EXERCISE AIM:
Report the number of lines that include "ylabel", with no additional text.

### MATERIAL ###

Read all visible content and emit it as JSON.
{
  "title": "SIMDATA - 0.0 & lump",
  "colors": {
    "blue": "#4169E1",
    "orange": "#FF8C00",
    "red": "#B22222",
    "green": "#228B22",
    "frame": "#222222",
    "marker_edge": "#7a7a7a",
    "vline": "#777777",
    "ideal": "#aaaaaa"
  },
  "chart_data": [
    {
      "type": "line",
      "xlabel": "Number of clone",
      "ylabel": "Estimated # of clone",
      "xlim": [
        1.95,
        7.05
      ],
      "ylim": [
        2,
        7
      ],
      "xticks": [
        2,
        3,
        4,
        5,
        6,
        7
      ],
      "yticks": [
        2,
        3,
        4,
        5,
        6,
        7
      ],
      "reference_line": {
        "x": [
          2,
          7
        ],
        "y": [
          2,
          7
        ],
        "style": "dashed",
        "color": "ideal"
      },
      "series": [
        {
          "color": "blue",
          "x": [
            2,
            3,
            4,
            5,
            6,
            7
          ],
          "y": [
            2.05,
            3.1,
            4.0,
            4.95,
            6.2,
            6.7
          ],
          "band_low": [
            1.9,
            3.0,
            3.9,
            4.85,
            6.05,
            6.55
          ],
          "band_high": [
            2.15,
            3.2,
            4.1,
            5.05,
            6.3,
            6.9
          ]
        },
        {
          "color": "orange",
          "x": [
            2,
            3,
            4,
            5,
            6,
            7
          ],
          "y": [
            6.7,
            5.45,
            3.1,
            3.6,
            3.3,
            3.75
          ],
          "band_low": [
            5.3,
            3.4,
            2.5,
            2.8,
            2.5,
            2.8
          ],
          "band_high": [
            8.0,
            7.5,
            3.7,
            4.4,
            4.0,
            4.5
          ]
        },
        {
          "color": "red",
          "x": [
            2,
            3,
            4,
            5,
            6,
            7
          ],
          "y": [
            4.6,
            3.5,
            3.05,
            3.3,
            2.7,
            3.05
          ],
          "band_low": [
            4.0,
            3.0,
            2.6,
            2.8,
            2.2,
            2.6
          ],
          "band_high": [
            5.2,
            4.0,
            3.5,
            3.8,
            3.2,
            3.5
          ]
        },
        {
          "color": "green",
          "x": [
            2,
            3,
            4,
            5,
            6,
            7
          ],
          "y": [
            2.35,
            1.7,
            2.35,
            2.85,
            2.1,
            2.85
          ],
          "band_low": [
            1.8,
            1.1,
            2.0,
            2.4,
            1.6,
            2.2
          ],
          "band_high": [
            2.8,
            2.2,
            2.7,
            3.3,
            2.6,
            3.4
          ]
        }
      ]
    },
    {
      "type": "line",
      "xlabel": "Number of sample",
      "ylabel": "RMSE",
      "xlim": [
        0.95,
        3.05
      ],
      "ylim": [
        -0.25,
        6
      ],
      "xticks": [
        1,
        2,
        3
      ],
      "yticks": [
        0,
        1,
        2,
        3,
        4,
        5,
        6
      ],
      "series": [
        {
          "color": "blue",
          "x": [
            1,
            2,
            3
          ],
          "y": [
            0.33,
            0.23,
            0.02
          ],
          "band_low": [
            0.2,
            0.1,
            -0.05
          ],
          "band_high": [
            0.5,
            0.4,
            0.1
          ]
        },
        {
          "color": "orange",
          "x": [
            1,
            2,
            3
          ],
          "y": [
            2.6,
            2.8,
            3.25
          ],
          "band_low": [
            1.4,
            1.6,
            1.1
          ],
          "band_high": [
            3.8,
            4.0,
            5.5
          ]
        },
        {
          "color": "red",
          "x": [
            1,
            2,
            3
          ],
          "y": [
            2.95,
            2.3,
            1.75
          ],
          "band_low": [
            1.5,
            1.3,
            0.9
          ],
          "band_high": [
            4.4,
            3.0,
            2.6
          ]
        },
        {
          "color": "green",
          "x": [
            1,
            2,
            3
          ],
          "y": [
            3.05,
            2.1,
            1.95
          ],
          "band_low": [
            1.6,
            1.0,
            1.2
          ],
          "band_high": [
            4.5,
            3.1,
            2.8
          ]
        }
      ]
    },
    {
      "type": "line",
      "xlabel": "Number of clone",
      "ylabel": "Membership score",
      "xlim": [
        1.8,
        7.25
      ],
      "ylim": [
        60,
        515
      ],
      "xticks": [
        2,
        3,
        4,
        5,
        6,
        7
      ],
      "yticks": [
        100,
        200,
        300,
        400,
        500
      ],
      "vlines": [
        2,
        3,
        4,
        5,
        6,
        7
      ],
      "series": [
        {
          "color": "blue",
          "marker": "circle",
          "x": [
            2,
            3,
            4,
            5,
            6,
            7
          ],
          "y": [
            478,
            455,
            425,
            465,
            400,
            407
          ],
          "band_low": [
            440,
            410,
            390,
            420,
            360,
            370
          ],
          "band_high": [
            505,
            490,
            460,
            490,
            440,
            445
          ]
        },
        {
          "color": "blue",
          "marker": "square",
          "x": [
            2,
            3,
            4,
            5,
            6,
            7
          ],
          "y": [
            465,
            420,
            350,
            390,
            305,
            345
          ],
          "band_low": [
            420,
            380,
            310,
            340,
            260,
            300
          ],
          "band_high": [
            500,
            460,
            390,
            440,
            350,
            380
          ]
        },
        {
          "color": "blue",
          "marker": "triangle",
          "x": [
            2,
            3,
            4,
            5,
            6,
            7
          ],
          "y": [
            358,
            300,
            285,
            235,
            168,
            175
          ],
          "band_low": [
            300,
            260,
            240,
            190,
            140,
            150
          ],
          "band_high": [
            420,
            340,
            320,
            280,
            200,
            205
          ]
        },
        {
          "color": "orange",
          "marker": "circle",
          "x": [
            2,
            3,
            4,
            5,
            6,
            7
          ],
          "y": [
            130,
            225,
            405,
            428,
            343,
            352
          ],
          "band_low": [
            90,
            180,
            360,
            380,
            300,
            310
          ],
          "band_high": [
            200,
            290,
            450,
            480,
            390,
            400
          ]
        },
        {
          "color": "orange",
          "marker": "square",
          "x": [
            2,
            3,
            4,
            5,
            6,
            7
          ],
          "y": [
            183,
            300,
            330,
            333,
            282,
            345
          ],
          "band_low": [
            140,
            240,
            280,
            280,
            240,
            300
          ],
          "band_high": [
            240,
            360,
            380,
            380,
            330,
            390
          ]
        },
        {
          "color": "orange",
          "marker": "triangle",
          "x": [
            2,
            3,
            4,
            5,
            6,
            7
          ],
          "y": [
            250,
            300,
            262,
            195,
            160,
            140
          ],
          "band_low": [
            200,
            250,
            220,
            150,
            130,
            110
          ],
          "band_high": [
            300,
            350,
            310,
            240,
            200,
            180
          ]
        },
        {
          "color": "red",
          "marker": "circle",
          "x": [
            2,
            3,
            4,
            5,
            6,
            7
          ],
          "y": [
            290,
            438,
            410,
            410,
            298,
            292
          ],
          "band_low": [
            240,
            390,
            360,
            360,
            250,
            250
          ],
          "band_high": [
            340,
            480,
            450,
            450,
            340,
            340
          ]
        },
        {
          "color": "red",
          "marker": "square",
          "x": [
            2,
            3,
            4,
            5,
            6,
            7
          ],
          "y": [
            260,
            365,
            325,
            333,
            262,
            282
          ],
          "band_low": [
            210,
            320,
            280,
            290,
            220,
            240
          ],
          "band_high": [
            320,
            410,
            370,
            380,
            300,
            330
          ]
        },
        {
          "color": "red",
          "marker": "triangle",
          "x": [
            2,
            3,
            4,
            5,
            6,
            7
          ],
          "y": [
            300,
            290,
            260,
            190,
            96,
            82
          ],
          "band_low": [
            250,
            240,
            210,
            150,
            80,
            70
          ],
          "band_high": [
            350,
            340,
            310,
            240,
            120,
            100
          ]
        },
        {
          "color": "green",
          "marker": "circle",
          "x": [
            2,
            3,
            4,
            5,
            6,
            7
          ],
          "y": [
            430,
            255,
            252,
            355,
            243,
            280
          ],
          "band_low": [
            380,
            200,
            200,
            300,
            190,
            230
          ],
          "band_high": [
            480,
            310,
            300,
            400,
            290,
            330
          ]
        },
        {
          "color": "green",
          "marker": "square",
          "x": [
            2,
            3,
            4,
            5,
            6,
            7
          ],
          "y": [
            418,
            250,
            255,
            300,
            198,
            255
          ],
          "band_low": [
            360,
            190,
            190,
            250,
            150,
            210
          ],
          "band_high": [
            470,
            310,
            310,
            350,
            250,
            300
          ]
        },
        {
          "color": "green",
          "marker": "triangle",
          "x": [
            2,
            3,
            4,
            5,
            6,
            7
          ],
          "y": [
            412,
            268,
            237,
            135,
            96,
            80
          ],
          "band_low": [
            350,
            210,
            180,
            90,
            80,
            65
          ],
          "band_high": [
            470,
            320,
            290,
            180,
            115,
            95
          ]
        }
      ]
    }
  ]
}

###

COMPLETED EXERCISE:
3